Pick out each line of the records in which the word "今年以来" appears.

____________________

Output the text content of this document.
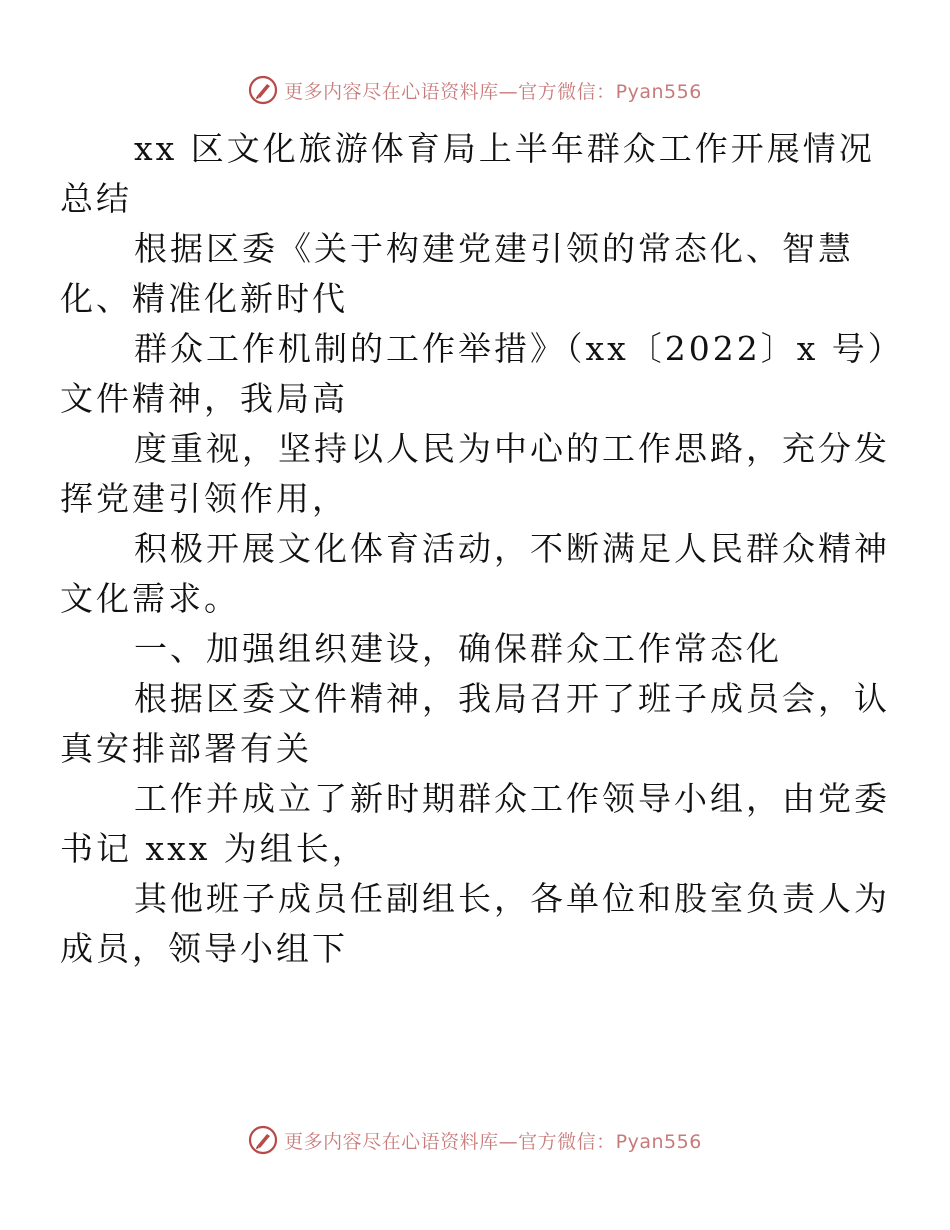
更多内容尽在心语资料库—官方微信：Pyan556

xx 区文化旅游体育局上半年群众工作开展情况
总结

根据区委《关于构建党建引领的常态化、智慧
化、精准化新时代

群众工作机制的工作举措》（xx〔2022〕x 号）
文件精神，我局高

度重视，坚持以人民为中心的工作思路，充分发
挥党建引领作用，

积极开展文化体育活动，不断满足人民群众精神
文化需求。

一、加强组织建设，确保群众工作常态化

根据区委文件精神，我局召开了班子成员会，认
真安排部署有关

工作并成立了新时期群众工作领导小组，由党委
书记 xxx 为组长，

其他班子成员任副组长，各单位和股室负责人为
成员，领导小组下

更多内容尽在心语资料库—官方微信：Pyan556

____________________

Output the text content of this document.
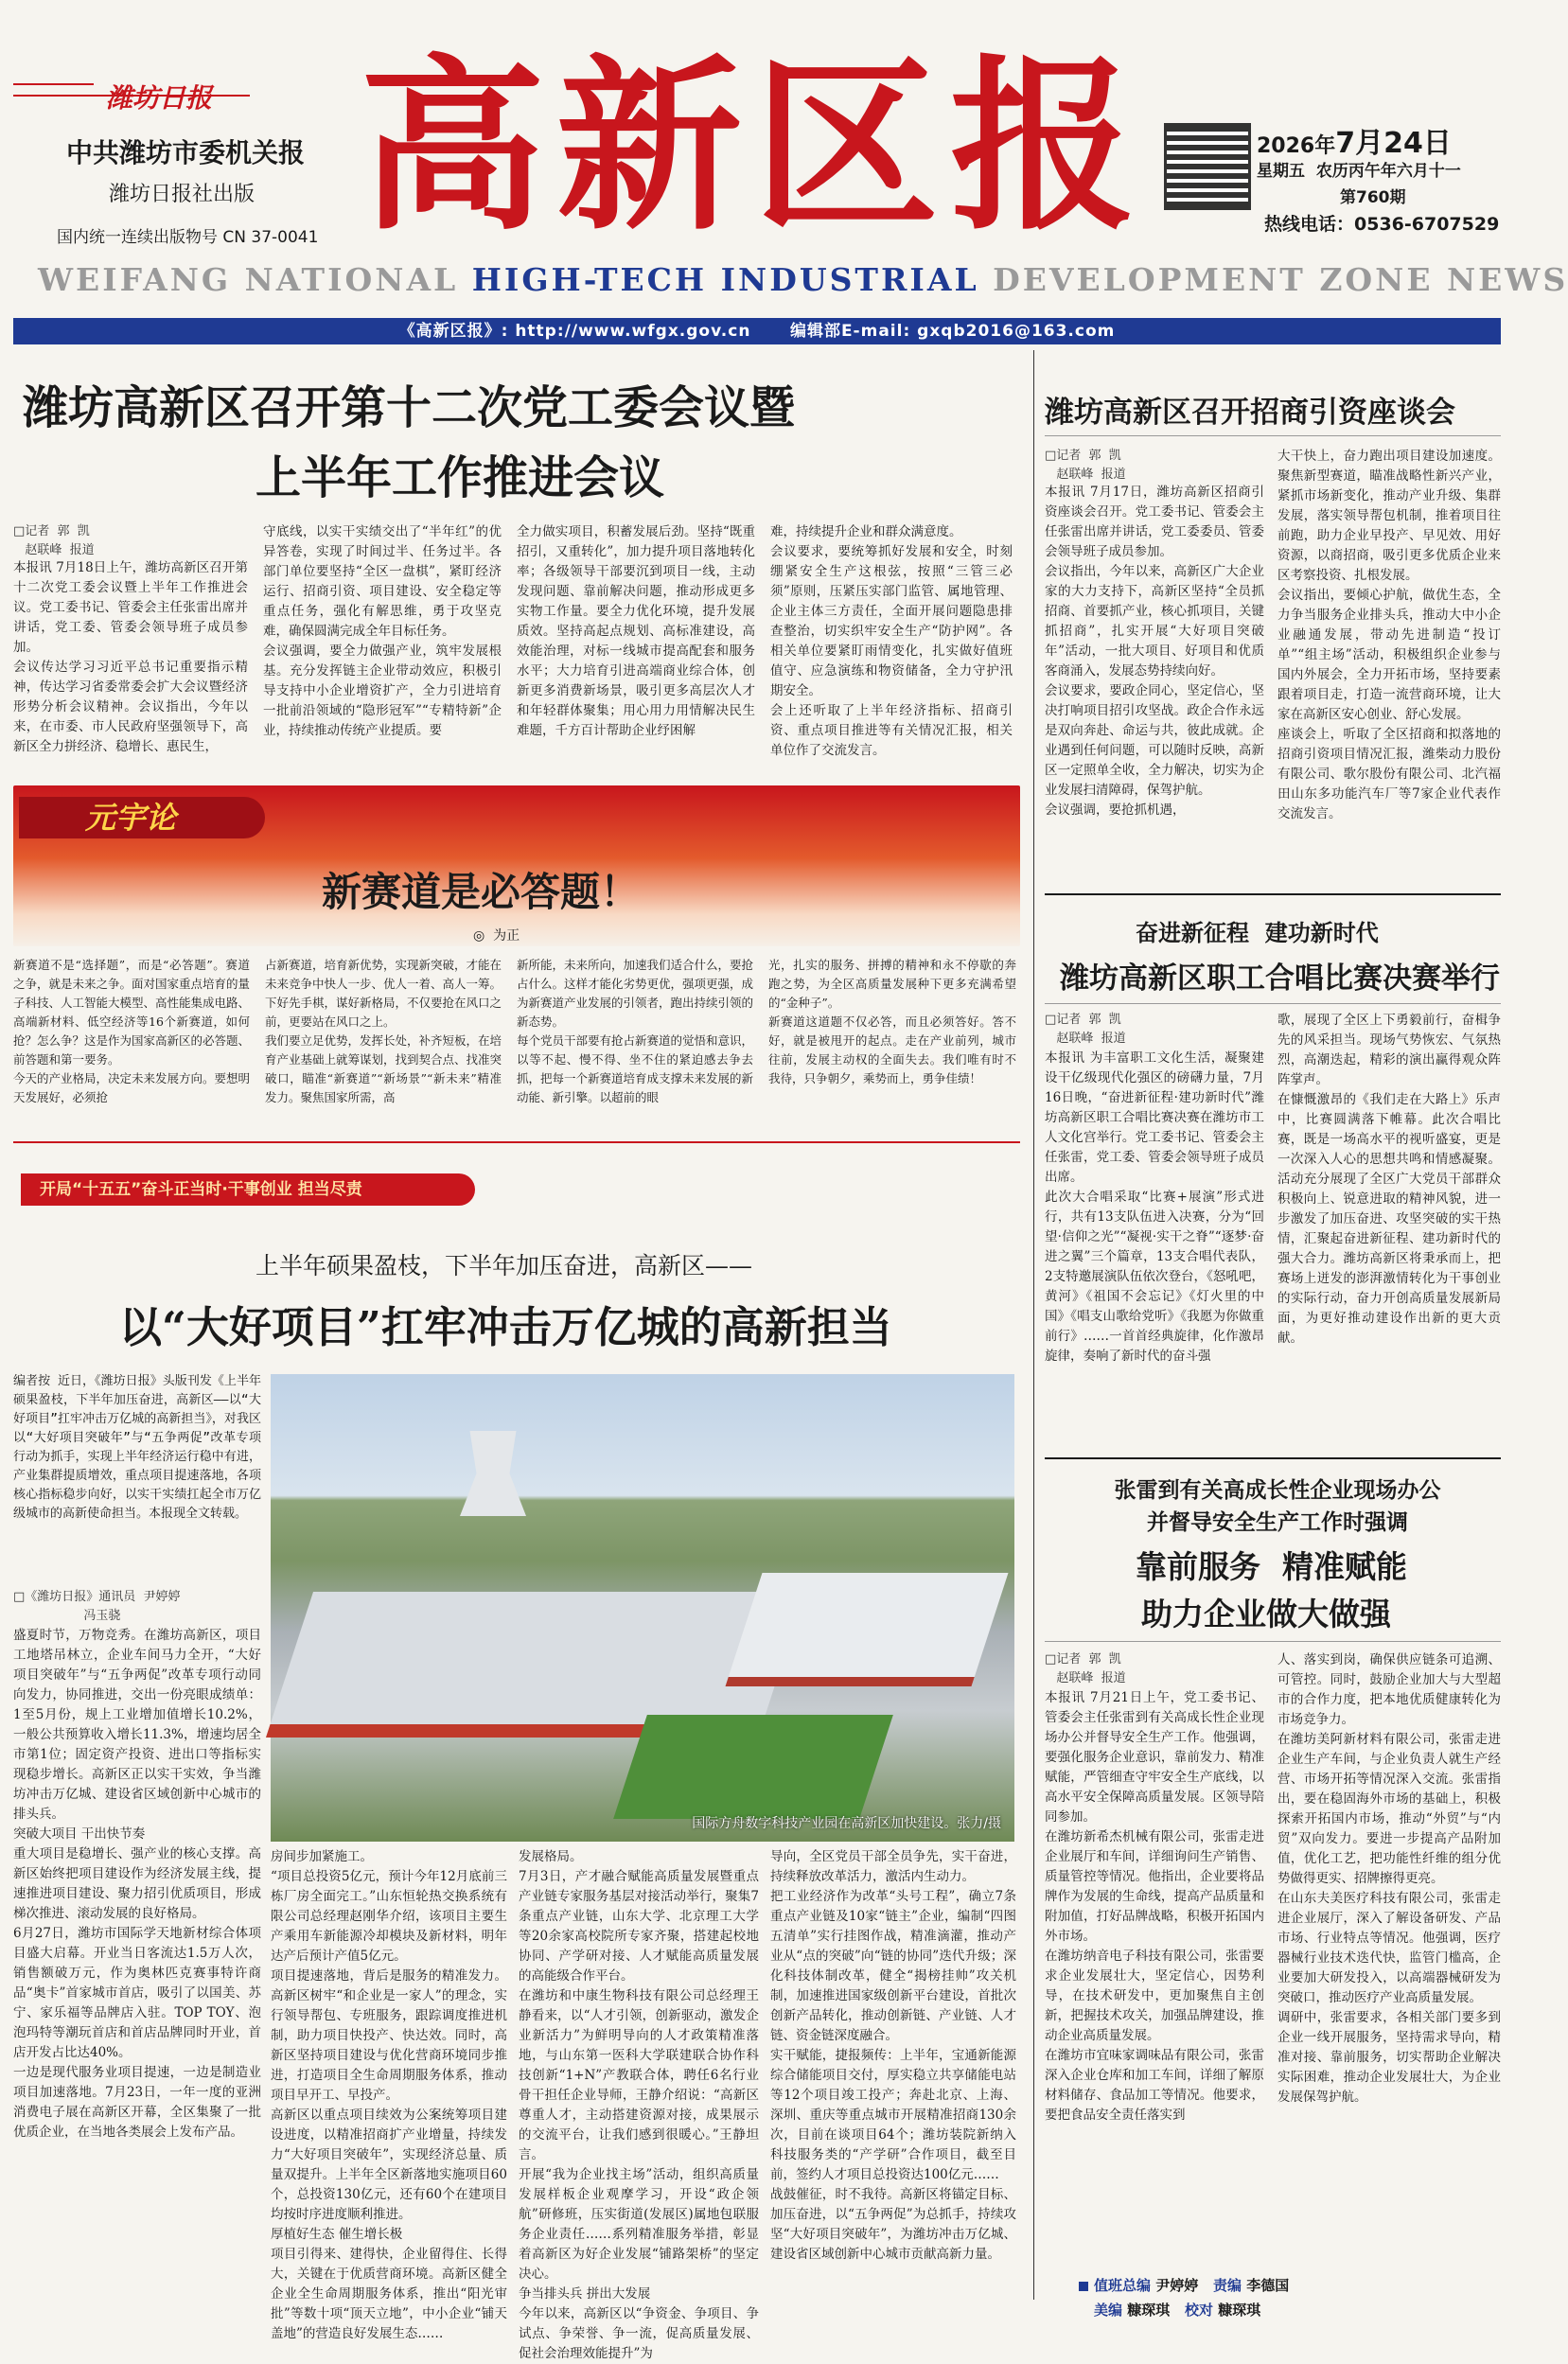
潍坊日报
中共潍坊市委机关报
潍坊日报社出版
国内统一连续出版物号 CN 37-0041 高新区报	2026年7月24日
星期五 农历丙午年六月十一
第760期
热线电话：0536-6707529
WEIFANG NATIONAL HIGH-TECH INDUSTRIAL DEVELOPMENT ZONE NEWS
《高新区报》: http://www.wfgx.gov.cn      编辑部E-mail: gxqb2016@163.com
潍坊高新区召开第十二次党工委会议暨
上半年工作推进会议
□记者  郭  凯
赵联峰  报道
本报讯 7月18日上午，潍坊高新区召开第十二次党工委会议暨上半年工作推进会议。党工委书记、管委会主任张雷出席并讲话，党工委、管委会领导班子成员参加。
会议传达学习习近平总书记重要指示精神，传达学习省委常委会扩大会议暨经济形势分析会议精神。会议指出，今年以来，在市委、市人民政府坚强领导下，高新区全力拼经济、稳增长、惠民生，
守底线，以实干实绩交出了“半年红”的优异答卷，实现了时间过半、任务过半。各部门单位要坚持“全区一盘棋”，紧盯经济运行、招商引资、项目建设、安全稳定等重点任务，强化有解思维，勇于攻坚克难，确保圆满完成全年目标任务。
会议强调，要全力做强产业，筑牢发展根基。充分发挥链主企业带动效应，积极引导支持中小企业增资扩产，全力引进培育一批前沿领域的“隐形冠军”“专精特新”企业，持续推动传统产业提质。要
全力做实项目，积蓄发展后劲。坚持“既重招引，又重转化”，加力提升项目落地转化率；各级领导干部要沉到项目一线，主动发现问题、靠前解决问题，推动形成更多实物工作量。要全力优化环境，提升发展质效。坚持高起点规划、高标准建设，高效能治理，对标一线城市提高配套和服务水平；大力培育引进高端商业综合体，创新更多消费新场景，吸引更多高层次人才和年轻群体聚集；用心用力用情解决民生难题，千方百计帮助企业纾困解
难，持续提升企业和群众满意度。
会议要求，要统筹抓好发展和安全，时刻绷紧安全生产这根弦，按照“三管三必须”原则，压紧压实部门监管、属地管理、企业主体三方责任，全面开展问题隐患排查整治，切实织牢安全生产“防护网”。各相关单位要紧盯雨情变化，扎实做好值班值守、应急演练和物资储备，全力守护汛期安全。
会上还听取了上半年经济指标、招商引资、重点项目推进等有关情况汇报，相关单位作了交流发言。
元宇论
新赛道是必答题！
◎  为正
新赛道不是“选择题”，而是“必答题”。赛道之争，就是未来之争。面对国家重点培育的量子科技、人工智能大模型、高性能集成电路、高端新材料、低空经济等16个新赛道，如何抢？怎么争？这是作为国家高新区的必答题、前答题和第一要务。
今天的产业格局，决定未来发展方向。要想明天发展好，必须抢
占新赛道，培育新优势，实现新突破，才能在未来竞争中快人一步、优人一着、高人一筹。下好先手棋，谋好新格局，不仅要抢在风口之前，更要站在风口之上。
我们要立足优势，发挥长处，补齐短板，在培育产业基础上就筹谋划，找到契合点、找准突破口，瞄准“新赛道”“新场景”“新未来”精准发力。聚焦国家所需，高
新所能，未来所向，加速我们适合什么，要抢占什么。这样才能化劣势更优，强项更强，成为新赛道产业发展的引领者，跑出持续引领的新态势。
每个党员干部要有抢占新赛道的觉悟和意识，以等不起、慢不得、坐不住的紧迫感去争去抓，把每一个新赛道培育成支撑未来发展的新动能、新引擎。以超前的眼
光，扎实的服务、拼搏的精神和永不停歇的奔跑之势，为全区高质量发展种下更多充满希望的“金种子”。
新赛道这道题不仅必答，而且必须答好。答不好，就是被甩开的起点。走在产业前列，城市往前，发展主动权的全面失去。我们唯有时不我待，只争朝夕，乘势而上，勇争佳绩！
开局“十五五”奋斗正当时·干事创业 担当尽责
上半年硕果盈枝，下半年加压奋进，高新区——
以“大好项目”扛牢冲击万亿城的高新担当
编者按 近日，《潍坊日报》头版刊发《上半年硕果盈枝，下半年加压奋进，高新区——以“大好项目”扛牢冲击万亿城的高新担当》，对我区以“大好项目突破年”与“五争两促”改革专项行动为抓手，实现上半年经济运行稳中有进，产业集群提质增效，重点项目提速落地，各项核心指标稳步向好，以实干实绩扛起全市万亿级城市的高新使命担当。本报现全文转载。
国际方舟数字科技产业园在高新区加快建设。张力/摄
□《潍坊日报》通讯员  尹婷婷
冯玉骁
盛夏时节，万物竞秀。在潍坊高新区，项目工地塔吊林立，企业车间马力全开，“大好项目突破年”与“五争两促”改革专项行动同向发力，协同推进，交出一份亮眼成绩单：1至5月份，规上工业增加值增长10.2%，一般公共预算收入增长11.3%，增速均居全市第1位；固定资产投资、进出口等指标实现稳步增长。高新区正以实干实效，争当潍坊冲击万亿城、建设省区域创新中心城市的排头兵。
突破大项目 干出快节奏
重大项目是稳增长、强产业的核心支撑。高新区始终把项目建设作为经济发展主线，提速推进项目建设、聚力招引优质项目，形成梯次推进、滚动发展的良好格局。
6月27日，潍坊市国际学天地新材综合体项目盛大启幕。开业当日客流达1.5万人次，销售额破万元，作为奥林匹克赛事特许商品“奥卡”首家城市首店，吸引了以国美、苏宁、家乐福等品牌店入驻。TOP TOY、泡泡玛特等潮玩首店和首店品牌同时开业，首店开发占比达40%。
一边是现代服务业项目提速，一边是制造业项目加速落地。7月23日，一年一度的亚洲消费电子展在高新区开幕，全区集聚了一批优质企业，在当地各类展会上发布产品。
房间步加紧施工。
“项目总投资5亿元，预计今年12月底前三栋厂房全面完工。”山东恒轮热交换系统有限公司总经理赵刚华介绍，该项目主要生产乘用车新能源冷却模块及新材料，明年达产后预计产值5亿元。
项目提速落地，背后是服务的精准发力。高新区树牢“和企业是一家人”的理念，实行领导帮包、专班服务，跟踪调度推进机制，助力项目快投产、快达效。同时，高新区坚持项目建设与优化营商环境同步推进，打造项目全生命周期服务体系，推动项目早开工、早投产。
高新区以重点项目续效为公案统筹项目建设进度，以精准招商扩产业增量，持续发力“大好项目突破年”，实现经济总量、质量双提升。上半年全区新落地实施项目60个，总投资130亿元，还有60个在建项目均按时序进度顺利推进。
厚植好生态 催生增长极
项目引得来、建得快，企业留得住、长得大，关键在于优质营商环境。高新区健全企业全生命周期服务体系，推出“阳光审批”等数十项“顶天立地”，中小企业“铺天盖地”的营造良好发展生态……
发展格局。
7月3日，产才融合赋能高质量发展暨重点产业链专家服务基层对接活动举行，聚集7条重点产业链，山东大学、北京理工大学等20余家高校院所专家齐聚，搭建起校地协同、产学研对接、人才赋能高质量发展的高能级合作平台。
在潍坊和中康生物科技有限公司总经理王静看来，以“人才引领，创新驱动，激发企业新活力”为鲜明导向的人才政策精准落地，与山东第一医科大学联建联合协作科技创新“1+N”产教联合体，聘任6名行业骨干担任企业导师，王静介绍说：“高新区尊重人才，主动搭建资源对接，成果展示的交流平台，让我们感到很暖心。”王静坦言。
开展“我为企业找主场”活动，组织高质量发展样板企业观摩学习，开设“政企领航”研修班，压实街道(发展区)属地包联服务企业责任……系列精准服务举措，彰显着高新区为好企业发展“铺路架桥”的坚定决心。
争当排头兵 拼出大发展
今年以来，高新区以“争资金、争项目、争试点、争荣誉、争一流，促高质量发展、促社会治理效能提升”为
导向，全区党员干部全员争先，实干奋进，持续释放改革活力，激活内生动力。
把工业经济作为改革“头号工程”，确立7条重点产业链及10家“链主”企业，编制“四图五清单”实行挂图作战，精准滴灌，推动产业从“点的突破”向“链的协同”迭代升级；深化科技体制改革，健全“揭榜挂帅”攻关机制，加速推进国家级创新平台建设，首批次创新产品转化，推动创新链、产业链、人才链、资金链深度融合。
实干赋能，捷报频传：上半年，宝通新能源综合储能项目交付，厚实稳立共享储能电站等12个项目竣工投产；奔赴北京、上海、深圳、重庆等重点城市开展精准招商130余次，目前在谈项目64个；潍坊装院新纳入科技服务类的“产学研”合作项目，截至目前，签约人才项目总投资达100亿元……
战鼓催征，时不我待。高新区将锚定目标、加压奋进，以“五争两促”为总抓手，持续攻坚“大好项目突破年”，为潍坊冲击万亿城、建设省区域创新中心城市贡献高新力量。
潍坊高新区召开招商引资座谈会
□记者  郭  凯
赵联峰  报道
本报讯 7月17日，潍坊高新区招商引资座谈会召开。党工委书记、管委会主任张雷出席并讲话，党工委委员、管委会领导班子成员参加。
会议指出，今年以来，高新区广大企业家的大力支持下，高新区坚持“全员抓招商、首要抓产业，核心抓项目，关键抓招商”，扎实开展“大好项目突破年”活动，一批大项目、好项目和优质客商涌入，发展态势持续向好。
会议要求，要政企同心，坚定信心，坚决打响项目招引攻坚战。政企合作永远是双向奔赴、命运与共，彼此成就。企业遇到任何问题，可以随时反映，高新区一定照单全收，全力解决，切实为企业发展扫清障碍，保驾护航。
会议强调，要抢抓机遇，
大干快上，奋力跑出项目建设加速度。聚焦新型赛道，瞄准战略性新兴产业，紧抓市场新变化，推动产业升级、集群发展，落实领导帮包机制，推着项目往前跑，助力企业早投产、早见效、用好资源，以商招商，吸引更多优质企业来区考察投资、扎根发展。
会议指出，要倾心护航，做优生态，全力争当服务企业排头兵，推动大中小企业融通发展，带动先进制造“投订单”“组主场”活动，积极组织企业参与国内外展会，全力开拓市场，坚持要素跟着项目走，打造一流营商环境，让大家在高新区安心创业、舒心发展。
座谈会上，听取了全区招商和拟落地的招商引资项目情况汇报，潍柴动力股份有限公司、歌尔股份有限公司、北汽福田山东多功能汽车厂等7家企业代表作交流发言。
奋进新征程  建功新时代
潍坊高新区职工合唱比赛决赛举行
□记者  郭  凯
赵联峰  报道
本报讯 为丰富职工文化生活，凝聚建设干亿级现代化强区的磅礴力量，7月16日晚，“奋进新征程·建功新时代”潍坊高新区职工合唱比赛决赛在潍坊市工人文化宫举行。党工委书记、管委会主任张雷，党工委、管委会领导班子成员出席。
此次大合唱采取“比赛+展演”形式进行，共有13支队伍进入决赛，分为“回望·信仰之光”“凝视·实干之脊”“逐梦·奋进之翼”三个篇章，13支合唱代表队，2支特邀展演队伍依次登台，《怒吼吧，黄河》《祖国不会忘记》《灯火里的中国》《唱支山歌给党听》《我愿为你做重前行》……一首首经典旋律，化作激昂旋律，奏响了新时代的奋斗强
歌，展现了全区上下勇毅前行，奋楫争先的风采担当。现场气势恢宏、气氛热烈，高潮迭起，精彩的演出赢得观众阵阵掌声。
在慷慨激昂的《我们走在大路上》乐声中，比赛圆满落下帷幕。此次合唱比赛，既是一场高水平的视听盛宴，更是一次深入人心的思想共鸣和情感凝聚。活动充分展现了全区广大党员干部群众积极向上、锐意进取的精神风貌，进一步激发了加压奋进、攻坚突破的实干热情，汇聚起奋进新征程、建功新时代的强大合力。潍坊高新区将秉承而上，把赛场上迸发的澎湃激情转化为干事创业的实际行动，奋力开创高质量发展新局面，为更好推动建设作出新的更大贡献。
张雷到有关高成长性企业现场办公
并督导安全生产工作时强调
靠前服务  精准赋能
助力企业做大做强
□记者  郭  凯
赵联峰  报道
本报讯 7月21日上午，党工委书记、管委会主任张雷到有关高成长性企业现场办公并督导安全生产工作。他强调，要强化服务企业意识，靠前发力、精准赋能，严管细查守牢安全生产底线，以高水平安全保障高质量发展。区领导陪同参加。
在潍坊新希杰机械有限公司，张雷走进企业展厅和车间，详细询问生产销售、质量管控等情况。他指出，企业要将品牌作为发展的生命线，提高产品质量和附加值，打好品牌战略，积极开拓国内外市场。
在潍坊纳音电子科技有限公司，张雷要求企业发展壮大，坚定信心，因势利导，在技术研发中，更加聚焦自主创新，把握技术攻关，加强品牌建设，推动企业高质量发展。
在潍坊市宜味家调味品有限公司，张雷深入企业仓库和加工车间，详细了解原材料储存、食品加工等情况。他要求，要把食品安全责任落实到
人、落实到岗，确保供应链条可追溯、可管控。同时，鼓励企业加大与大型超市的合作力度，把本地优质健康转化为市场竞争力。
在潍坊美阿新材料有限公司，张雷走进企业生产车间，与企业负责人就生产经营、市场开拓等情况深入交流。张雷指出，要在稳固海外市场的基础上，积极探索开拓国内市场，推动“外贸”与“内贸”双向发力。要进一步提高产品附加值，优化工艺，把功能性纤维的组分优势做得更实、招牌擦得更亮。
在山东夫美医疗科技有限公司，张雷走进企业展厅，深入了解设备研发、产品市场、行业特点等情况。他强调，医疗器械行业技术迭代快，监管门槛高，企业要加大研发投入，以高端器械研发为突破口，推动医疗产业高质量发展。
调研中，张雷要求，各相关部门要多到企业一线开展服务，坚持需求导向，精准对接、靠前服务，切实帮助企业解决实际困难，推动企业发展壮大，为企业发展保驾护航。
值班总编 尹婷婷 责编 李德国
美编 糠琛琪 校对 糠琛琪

____________________

Answer:
会议传达学习习近平总书记重要指示精神，传达学习省委常委会扩大会议暨经济形势分析会议精神。会议指出，今年以来，在市委、市人民政府坚强领导下，高新区全力拼经济、稳增长、惠民生，
今年以来，高新区以“争资金、争项目、争试点、争荣誉、争一流，促高质量发展、促社会治理效能提升”为
会议指出，今年以来，高新区广大企业家的大力支持下，高新区坚持“全员抓招商、首要抓产业，核心抓项目，关键抓招商”，扎实开展“大好项目突破年”活动，一批大项目、好项目和优质客商涌入，发展态势持续向好。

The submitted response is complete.